DATA EXCERPTS
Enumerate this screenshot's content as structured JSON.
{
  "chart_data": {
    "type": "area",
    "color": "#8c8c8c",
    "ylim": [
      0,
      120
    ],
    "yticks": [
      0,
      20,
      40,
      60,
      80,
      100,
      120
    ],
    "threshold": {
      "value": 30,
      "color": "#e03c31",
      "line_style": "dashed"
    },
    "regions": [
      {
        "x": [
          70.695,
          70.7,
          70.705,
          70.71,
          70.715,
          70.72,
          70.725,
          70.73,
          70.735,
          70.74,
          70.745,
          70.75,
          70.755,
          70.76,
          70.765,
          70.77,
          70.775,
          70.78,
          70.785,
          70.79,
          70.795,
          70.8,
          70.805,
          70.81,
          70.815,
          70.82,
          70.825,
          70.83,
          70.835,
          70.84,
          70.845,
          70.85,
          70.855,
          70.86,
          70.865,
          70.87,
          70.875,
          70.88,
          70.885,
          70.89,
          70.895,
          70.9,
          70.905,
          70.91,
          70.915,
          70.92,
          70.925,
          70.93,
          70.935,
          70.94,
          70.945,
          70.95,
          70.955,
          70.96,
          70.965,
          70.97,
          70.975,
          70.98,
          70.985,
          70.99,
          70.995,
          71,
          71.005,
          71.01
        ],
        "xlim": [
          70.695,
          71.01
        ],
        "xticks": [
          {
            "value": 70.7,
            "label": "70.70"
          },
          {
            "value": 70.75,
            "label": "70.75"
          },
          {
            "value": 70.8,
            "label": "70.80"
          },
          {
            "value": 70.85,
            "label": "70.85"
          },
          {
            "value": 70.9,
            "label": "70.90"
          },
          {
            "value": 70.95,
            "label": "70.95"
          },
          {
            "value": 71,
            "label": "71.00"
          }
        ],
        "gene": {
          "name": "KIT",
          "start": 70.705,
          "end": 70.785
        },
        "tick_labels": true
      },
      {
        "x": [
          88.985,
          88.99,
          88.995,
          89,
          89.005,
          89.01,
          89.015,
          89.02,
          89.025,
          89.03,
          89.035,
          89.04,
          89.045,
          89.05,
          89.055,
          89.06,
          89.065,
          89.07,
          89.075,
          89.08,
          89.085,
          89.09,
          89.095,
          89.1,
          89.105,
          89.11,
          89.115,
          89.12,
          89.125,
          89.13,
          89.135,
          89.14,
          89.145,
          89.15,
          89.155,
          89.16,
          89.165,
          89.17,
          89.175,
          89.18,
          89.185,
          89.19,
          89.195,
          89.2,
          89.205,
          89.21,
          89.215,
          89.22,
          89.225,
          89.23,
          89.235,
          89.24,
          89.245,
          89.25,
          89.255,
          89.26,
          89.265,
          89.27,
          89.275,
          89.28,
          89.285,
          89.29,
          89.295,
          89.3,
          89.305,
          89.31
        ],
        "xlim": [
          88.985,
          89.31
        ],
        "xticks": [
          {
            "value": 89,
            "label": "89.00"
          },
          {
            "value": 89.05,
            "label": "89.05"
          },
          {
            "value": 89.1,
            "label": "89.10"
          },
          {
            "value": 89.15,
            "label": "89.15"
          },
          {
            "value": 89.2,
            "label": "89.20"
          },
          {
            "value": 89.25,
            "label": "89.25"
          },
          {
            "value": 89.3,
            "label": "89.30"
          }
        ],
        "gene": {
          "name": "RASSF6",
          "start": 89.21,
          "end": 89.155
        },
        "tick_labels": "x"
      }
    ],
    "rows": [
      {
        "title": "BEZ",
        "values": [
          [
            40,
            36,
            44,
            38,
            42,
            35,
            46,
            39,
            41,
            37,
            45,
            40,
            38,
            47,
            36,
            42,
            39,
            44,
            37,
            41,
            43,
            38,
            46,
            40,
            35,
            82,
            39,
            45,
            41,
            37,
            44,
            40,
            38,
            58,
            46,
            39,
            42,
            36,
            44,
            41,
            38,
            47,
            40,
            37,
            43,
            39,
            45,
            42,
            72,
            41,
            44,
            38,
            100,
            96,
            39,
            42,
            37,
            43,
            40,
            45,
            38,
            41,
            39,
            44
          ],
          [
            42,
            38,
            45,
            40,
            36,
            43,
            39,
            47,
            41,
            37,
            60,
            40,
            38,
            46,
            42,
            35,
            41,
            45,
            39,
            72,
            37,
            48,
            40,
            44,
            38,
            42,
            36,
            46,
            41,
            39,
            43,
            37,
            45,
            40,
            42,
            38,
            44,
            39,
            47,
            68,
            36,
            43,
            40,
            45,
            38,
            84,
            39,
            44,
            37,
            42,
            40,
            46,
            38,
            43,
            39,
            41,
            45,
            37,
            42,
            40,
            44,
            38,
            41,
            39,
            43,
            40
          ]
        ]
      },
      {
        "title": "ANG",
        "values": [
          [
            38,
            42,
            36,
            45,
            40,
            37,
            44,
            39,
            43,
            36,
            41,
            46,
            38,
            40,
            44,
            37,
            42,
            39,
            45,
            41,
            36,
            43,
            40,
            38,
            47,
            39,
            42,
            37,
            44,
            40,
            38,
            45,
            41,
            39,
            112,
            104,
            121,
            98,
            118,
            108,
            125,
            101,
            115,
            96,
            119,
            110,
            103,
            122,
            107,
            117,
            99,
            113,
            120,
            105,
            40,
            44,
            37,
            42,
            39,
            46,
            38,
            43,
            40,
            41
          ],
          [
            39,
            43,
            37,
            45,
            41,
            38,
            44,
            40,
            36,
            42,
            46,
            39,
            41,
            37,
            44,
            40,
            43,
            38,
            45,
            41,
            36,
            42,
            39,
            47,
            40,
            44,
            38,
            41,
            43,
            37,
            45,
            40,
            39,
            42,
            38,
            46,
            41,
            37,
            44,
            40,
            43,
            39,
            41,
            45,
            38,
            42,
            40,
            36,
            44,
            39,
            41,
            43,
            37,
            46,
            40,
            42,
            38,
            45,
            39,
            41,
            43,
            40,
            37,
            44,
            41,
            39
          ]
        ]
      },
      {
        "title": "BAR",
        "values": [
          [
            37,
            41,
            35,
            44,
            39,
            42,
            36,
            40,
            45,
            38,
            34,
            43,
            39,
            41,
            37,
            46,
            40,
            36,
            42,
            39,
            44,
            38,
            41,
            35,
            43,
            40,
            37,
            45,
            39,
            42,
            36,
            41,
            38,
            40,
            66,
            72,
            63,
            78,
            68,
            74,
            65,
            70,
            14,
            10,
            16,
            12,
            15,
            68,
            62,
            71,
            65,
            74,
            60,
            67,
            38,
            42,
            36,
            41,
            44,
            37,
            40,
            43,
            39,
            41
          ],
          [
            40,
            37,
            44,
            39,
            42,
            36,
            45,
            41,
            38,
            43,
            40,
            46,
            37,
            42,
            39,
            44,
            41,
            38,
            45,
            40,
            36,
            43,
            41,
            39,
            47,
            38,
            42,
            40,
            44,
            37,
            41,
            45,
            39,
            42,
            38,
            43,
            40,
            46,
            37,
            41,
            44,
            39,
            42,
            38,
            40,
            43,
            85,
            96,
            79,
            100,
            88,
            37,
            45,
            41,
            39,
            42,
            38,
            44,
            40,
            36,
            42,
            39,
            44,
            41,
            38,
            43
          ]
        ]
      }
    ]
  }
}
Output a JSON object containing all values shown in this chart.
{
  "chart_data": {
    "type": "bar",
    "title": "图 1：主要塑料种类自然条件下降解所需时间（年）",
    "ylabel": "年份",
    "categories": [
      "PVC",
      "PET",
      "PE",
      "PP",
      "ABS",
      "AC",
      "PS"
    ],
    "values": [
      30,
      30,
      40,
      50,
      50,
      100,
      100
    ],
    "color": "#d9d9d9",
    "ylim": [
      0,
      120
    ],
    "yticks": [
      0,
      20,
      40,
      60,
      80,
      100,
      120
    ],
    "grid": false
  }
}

TASK TO COMPLETE
Each line of the listing above should be output exactly.

ANSWER TO THIS TASK
Enumerate this screenshot's content as structured JSON.
{
  "chart_data": {
    "type": "area",
    "color": "#8c8c8c",
    "ylim": [
      0,
      120
    ],
    "yticks": [
      0,
      20,
      40,
      60,
      80,
      100,
      120
    ],
    "threshold": {
      "value": 30,
      "color": "#e03c31",
      "line_style": "dashed"
    },
    "regions": [
      {
        "x": [
          70.695,
          70.7,
          70.705,
          70.71,
          70.715,
          70.72,
          70.725,
          70.73,
          70.735,
          70.74,
          70.745,
          70.75,
          70.755,
          70.76,
          70.765,
          70.77,
          70.775,
          70.78,
          70.785,
          70.79,
          70.795,
          70.8,
          70.805,
          70.81,
          70.815,
          70.82,
          70.825,
          70.83,
          70.835,
          70.84,
          70.845,
          70.85,
          70.855,
          70.86,
          70.865,
          70.87,
          70.875,
          70.88,
          70.885,
          70.89,
          70.895,
          70.9,
          70.905,
          70.91,
          70.915,
          70.92,
          70.925,
          70.93,
          70.935,
          70.94,
          70.945,
          70.95,
          70.955,
          70.96,
          70.965,
          70.97,
          70.975,
          70.98,
          70.985,
          70.99,
          70.995,
          71,
          71.005,
          71.01
        ],
        "xlim": [
          70.695,
          71.01
        ],
        "xticks": [
          {
            "value": 70.7,
            "label": "70.70"
          },
          {
            "value": 70.75,
            "label": "70.75"
          },
          {
            "value": 70.8,
            "label": "70.80"
          },
          {
            "value": 70.85,
            "label": "70.85"
          },
          {
            "value": 70.9,
            "label": "70.90"
          },
          {
            "value": 70.95,
            "label": "70.95"
          },
          {
            "value": 71,
            "label": "71.00"
          }
        ],
        "gene": {
          "name": "KIT",
          "start": 70.705,
          "end": 70.785
        },
        "tick_labels": true
      },
      {
        "x": [
          88.985,
          88.99,
          88.995,
          89,
          89.005,
          89.01,
          89.015,
          89.02,
          89.025,
          89.03,
          89.035,
          89.04,
          89.045,
          89.05,
          89.055,
          89.06,
          89.065,
          89.07,
          89.075,
          89.08,
          89.085,
          89.09,
          89.095,
          89.1,
          89.105,
          89.11,
          89.115,
          89.12,
          89.125,
          89.13,
          89.135,
          89.14,
          89.145,
          89.15,
          89.155,
          89.16,
          89.165,
          89.17,
          89.175,
          89.18,
          89.185,
          89.19,
          89.195,
          89.2,
          89.205,
          89.21,
          89.215,
          89.22,
          89.225,
          89.23,
          89.235,
          89.24,
          89.245,
          89.25,
          89.255,
          89.26,
          89.265,
          89.27,
          89.275,
          89.28,
          89.285,
          89.29,
          89.295,
          89.3,
          89.305,
          89.31
        ],
        "xlim": [
          88.985,
          89.31
        ],
        "xticks": [
          {
            "value": 89,
            "label": "89.00"
          },
          {
            "value": 89.05,
            "label": "89.05"
          },
          {
            "value": 89.1,
            "label": "89.10"
          },
          {
            "value": 89.15,
            "label": "89.15"
          },
          {
            "value": 89.2,
            "label": "89.20"
          },
          {
            "value": 89.25,
            "label": "89.25"
          },
          {
            "value": 89.3,
            "label": "89.30"
          }
        ],
        "gene": {
          "name": "RASSF6",
          "start": 89.21,
          "end": 89.155
        },
        "tick_labels": "x"
      }
    ],
    "rows": [
      {
        "title": "BEZ",
        "values": [
          [
            40,
            36,
            44,
            38,
            42,
            35,
            46,
            39,
            41,
            37,
            45,
            40,
            38,
            47,
            36,
            42,
            39,
            44,
            37,
            41,
            43,
            38,
            46,
            40,
            35,
            82,
            39,
            45,
            41,
            37,
            44,
            40,
            38,
            58,
            46,
            39,
            42,
            36,
            44,
            41,
            38,
            47,
            40,
            37,
            43,
            39,
            45,
            42,
            72,
            41,
            44,
            38,
            100,
            96,
            39,
            42,
            37,
            43,
            40,
            45,
            38,
            41,
            39,
            44
          ],
          [
            42,
            38,
            45,
            40,
            36,
            43,
            39,
            47,
            41,
            37,
            60,
            40,
            38,
            46,
            42,
            35,
            41,
            45,
            39,
            72,
            37,
            48,
            40,
            44,
            38,
            42,
            36,
            46,
            41,
            39,
            43,
            37,
            45,
            40,
            42,
            38,
            44,
            39,
            47,
            68,
            36,
            43,
            40,
            45,
            38,
            84,
            39,
            44,
            37,
            42,
            40,
            46,
            38,
            43,
            39,
            41,
            45,
            37,
            42,
            40,
            44,
            38,
            41,
            39,
            43,
            40
          ]
        ]
      },
      {
        "title": "ANG",
        "values": [
          [
            38,
            42,
            36,
            45,
            40,
            37,
            44,
            39,
            43,
            36,
            41,
            46,
            38,
            40,
            44,
            37,
            42,
            39,
            45,
            41,
            36,
            43,
            40,
            38,
            47,
            39,
            42,
            37,
            44,
            40,
            38,
            45,
            41,
            39,
            112,
            104,
            121,
            98,
            118,
            108,
            125,
            101,
            115,
            96,
            119,
            110,
            103,
            122,
            107,
            117,
            99,
            113,
            120,
            105,
            40,
            44,
            37,
            42,
            39,
            46,
            38,
            43,
            40,
            41
          ],
          [
            39,
            43,
            37,
            45,
            41,
            38,
            44,
            40,
            36,
            42,
            46,
            39,
            41,
            37,
            44,
            40,
            43,
            38,
            45,
            41,
            36,
            42,
            39,
            47,
            40,
            44,
            38,
            41,
            43,
            37,
            45,
            40,
            39,
            42,
            38,
            46,
            41,
            37,
            44,
            40,
            43,
            39,
            41,
            45,
            38,
            42,
            40,
            36,
            44,
            39,
            41,
            43,
            37,
            46,
            40,
            42,
            38,
            45,
            39,
            41,
            43,
            40,
            37,
            44,
            41,
            39
          ]
        ]
      },
      {
        "title": "BAR",
        "values": [
          [
            37,
            41,
            35,
            44,
            39,
            42,
            36,
            40,
            45,
            38,
            34,
            43,
            39,
            41,
            37,
            46,
            40,
            36,
            42,
            39,
            44,
            38,
            41,
            35,
            43,
            40,
            37,
            45,
            39,
            42,
            36,
            41,
            38,
            40,
            66,
            72,
            63,
            78,
            68,
            74,
            65,
            70,
            14,
            10,
            16,
            12,
            15,
            68,
            62,
            71,
            65,
            74,
            60,
            67,
            38,
            42,
            36,
            41,
            44,
            37,
            40,
            43,
            39,
            41
          ],
          [
            40,
            37,
            44,
            39,
            42,
            36,
            45,
            41,
            38,
            43,
            40,
            46,
            37,
            42,
            39,
            44,
            41,
            38,
            45,
            40,
            36,
            43,
            41,
            39,
            47,
            38,
            42,
            40,
            44,
            37,
            41,
            45,
            39,
            42,
            38,
            43,
            40,
            46,
            37,
            41,
            44,
            39,
            42,
            38,
            40,
            43,
            85,
            96,
            79,
            100,
            88,
            37,
            45,
            41,
            39,
            42,
            38,
            44,
            40,
            36,
            42,
            39,
            44,
            41,
            38,
            43
          ]
        ]
      }
    ]
  }
}
Output a JSON object containing all values shown in this chart.
{
  "chart_data": {
    "type": "bar",
    "title": "图 1：主要塑料种类自然条件下降解所需时间（年）",
    "ylabel": "年份",
    "categories": [
      "PVC",
      "PET",
      "PE",
      "PP",
      "ABS",
      "AC",
      "PS"
    ],
    "values": [
      30,
      30,
      40,
      50,
      50,
      100,
      100
    ],
    "color": "#d9d9d9",
    "ylim": [
      0,
      120
    ],
    "yticks": [
      0,
      20,
      40,
      60,
      80,
      100,
      120
    ],
    "grid": false
  }
}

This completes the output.